» **Aim of the exercise**
Search the listing below for the string "System" and show each line that contains it.

» **Dataset items**
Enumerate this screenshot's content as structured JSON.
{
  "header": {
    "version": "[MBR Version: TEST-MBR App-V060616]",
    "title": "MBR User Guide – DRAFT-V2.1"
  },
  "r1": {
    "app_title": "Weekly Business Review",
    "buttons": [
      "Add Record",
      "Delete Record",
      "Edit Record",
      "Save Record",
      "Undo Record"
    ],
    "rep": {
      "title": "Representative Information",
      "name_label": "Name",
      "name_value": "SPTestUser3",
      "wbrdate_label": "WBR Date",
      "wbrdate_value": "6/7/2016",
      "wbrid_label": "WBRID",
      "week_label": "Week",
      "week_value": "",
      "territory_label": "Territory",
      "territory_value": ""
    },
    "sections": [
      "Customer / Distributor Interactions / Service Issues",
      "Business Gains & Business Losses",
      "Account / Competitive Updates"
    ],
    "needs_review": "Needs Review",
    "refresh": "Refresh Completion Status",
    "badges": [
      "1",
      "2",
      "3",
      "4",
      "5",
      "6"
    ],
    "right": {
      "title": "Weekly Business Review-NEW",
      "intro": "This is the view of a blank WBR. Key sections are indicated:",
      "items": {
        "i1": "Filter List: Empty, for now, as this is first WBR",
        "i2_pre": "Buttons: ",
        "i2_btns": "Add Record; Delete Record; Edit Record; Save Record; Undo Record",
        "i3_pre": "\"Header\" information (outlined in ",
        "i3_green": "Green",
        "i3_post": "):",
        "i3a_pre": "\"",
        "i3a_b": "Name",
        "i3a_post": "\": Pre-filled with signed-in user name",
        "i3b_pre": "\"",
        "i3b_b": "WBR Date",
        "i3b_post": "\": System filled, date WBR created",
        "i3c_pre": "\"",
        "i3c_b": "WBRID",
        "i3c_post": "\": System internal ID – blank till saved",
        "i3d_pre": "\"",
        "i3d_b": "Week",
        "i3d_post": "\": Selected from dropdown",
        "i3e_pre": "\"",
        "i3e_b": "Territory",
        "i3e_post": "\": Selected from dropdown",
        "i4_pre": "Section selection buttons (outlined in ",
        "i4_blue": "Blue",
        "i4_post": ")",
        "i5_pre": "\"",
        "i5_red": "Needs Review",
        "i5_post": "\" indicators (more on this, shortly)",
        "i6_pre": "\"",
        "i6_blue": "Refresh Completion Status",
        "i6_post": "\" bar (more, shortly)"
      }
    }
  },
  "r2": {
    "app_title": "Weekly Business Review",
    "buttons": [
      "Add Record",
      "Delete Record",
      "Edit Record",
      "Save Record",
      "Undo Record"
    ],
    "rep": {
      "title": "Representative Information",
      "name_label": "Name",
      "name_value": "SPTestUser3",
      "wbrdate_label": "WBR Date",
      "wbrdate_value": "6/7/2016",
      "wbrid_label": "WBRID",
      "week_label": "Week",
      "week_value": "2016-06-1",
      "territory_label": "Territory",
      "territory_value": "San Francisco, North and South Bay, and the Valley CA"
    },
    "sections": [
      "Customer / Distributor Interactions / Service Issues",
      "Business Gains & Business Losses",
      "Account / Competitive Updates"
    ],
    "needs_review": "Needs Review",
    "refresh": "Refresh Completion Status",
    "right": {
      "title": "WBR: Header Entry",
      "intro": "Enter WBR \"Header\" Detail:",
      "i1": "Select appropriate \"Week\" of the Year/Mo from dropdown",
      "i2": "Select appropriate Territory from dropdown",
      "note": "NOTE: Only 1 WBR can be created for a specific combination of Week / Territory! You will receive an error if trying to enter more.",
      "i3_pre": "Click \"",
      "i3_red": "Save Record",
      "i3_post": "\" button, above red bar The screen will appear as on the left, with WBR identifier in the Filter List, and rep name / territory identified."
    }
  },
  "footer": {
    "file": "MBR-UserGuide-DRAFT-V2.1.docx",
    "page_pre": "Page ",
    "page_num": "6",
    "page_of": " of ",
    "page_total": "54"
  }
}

» **Worked answer**
        "i3b_post": "\": System filled, date WBR created",
        "i3c_post": "\": System internal ID – blank till saved",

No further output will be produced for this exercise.